[Data items]
□ □ □ □ □ □ □

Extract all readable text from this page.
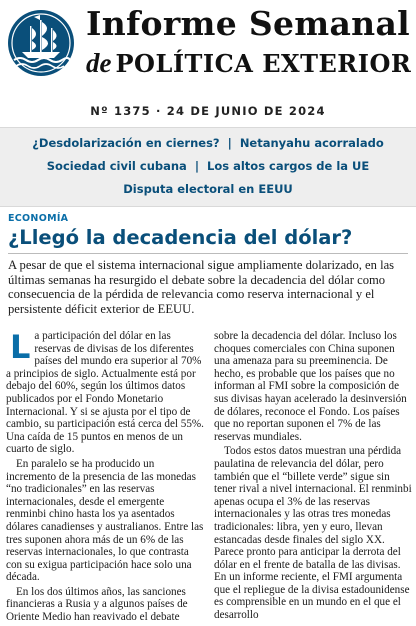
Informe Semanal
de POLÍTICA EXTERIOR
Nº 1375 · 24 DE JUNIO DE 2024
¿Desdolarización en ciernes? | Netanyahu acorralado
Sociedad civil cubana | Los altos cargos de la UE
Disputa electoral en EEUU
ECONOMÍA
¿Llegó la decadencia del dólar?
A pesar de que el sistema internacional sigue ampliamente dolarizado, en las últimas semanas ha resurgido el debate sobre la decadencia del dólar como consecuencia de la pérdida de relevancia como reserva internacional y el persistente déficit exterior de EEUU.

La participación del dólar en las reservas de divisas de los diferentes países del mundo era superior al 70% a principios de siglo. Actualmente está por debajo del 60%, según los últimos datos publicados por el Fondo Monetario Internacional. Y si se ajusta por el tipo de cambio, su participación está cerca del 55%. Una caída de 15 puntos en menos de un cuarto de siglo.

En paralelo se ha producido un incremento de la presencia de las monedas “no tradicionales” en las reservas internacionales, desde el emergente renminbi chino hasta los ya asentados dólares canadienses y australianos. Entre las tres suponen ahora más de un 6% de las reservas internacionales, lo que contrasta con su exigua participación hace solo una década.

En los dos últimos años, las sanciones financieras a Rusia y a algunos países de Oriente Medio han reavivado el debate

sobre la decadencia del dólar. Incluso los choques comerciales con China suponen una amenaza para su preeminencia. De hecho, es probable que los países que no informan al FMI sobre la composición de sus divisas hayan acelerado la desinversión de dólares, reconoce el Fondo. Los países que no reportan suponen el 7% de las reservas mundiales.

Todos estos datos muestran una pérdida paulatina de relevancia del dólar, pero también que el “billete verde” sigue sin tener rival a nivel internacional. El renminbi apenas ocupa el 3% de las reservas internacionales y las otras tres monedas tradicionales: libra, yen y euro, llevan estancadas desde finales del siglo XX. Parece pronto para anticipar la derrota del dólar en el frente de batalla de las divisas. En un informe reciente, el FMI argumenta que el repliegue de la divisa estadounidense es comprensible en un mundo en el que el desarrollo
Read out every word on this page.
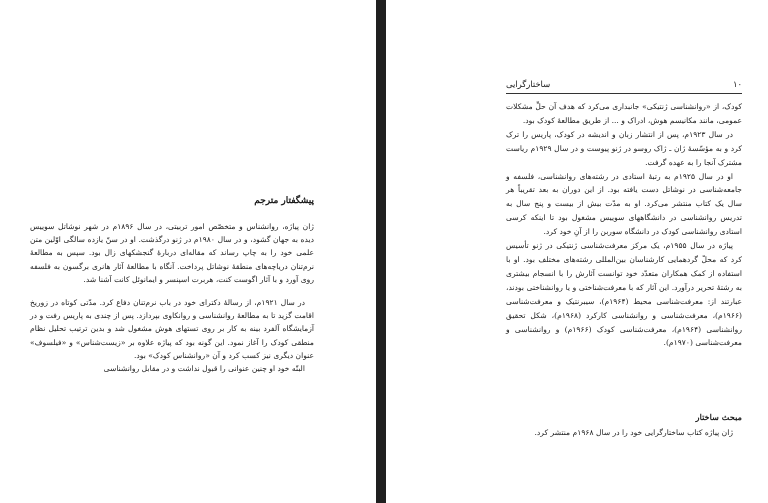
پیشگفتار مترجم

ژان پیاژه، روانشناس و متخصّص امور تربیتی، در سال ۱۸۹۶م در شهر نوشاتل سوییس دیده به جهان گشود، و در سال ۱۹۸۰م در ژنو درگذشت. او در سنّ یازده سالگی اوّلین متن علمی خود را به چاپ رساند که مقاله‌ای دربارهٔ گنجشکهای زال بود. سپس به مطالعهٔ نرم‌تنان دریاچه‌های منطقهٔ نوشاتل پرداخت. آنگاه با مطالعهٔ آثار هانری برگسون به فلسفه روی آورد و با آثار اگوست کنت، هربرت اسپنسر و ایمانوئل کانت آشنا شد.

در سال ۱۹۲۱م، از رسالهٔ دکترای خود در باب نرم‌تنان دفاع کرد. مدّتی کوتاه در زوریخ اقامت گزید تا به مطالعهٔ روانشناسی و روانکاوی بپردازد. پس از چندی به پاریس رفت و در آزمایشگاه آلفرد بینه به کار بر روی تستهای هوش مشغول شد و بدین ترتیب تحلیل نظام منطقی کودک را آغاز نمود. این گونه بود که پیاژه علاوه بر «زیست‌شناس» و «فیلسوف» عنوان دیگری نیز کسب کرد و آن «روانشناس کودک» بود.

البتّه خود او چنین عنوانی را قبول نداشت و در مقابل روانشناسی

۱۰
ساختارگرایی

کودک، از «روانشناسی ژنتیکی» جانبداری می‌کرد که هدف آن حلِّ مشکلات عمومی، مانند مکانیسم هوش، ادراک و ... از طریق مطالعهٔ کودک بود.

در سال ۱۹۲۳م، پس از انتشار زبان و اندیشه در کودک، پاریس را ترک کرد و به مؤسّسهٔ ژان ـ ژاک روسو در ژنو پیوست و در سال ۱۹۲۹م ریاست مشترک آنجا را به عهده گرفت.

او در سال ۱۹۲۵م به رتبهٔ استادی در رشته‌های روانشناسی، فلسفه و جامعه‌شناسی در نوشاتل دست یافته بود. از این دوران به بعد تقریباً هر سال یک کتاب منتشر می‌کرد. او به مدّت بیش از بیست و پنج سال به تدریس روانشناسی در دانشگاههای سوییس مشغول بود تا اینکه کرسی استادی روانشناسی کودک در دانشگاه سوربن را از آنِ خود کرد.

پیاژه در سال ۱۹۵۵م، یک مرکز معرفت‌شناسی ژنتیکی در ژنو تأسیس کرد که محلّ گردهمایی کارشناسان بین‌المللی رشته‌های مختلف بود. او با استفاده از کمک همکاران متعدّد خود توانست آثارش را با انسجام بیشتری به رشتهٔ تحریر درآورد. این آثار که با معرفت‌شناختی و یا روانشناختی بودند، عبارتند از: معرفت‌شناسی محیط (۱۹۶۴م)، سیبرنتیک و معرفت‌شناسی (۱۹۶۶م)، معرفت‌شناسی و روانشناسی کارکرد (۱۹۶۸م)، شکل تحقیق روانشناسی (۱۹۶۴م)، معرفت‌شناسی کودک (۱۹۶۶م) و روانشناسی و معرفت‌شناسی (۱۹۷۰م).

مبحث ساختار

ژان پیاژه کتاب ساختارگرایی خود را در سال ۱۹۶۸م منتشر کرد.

□ □ □ □ □ □ □

▶ [AIM OF THE TASK]
Gather up every line in the data above that contains the word "کتاب", copying each one.

▶ [EXERCISE RESULT]
او در سال ۱۹۲۵م به رتبهٔ استادی در رشته‌های روانشناسی، فلسفه و جامعه‌شناسی در نوشاتل دست یافته بود. از این دوران به بعد تقریباً هر سال یک کتاب منتشر می‌کرد. او به مدّت بیش از بیست و پنج سال به تدریس روانشناسی در دانشگاههای سوییس مشغول بود تا اینکه کرسی استادی روانشناسی کودک در دانشگاه سوربن را از آنِ خود کرد.
ژان پیاژه کتاب ساختارگرایی خود را در سال ۱۹۶۸م منتشر کرد.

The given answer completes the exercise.